*** Supplied passage

The demurrer is sustained to the second count, and overruled as to the first.

UNITED STATES v. WILLIAMS.

(Circuit Court for Oregon: 6 Sawyer, 244–247. 1880.)

Opinion by DEADY, J.

STATEMENT OF FACTS.- On January 7, 1879, the grand jury for this district found an indictment against the defendant, containing two counts. The first one charges him with "an attempt to commit the crime of murder by means not constituting an assault with a dangerous weapon," by wilfully and maliciously "shooting one Edward Robert Roy," on October 8, 1879, with a loaded pistol, with intent him to murder, at Sitka, in the territory of Alaska. The second one charges him with an assault upon said Roy, at the time and place aforesaid with a loaded pistol, with intent him to kill, and alleges that said territory of Alaska was then and there Indian territory. The defendant demurred to the indictment, upon the ground that the facts stated did not constitute a crime. The court sustained the demurrer to the second count, holding that Alaska was not "the Indian country," within the purview of section 21 of the act of March 27, 1854 (10 Stat., 270; R. S., sec. 2142), defining the crime of an assault by a white person within such country with a deadly weapon, with intent to kill, and citing United States v. Seveloff, 2 Saw., 311; United States v. Carr, 3 id., 302; Waters v. Campbell, 4 id., 121. The demurrer to the second count was overruled pro forma, whereupon the defendant pleaded guilty thereto, and then moved in arrest of judgment for the cause stated in the demurrer.

******
*** Material for the task

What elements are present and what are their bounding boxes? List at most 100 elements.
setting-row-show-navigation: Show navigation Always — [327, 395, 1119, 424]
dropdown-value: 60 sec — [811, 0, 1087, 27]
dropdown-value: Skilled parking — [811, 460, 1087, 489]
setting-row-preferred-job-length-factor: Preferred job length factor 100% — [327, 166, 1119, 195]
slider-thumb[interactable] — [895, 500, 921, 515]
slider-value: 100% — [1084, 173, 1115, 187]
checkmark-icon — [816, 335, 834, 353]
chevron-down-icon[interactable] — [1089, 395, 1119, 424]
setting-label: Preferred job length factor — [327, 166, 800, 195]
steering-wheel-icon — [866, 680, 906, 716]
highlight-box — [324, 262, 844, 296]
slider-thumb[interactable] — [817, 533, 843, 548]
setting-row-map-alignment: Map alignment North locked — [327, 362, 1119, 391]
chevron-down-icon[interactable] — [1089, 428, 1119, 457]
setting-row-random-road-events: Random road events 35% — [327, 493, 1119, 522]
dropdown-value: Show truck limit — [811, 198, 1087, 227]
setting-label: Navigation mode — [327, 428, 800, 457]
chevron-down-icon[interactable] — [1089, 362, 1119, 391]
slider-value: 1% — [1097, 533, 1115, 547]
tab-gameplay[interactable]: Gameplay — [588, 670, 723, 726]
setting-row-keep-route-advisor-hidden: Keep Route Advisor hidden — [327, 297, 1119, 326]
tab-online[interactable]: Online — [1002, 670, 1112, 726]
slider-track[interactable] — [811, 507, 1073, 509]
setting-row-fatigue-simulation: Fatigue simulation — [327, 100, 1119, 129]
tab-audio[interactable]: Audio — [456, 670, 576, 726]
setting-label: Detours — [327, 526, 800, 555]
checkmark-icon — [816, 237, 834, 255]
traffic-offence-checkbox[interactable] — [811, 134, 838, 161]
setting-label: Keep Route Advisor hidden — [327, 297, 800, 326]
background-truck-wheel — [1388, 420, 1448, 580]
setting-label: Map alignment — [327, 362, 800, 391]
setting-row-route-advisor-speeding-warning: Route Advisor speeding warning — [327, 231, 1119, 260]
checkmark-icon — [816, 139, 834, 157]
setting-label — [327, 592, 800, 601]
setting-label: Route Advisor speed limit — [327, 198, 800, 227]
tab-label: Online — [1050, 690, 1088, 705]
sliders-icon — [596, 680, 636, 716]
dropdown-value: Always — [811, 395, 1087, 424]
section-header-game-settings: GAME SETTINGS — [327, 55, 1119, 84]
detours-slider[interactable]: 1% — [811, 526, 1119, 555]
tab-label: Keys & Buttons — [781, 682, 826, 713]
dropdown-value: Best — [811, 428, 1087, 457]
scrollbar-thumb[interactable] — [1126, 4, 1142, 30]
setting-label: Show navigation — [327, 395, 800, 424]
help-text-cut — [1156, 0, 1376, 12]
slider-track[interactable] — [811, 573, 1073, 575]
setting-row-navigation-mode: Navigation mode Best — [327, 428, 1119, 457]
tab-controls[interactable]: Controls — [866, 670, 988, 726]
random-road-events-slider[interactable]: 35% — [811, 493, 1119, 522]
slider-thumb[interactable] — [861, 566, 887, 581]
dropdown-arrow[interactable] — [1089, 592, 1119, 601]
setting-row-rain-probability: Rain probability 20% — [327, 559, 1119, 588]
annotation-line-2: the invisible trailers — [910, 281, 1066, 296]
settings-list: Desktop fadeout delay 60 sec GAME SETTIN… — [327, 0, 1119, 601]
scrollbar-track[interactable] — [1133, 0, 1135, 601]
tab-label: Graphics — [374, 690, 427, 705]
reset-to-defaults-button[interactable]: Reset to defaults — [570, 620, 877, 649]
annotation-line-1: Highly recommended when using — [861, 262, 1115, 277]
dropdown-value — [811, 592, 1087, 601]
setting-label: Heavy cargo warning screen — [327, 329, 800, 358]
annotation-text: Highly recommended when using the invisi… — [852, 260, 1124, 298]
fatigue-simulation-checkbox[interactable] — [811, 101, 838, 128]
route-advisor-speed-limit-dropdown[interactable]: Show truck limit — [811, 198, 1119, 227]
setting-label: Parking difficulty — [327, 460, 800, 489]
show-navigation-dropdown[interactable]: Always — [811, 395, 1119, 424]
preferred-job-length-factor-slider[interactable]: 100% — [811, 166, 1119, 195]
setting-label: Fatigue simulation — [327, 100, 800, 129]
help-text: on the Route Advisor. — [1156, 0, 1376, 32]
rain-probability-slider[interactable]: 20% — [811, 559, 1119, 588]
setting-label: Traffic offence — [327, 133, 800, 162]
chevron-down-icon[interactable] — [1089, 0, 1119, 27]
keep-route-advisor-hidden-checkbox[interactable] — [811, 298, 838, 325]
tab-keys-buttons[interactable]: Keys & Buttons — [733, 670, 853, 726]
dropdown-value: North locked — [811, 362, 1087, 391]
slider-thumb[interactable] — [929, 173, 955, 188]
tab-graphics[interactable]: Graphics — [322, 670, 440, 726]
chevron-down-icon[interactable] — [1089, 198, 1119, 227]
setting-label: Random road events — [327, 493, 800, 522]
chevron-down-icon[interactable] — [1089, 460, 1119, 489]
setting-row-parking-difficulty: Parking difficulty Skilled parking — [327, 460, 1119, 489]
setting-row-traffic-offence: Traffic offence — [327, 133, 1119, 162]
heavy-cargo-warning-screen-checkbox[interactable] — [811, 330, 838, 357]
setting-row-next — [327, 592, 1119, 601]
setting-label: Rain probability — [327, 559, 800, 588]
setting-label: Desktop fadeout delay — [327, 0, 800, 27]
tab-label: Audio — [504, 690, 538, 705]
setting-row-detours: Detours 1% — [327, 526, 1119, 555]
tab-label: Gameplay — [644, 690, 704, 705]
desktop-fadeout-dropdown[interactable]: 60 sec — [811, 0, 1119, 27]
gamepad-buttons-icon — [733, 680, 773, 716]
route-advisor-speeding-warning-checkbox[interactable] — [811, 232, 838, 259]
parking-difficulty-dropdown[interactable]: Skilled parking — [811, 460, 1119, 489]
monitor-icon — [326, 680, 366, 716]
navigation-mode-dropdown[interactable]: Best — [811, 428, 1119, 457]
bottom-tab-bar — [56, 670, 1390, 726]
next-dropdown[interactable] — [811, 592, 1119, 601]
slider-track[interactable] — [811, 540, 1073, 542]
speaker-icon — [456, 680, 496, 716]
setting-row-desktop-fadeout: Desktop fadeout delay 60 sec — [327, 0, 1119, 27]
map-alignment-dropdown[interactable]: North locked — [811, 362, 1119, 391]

******

- _What this exercise asks_:
1 - Quote the part of the court opinion between "The demurrer is" and "Sawyer, 244–247. 1880.)", inclusive.
2 - Print the rows from the first row through the line holding "setting-label: Preferred job", inclusive.
The court opinion and the rows are unrelated to each other.

- _Outputs in order_:
1 -
The demurrer is sustained to the second count, and overruled as to the first.

UNITED STATES v. WILLIAMS.

(Circuit Court for Oregon: 6 Sawyer, 244–247. 1880.)

2 -
What elements are present and what are their bounding boxes? List at most 100 elements.
setting-row-show-navigation: Show navigation Always — [327, 395, 1119, 424]
dropdown-value: 60 sec — [811, 0, 1087, 27]
dropdown-value: Skilled parking — [811, 460, 1087, 489]
setting-row-preferred-job-length-factor: Preferred job length factor 100% — [327, 166, 1119, 195]
slider-thumb[interactable] — [895, 500, 921, 515]
slider-value: 100% — [1084, 173, 1115, 187]
checkmark-icon — [816, 335, 834, 353]
chevron-down-icon[interactable] — [1089, 395, 1119, 424]
setting-label: Preferred job length factor — [327, 166, 800, 195]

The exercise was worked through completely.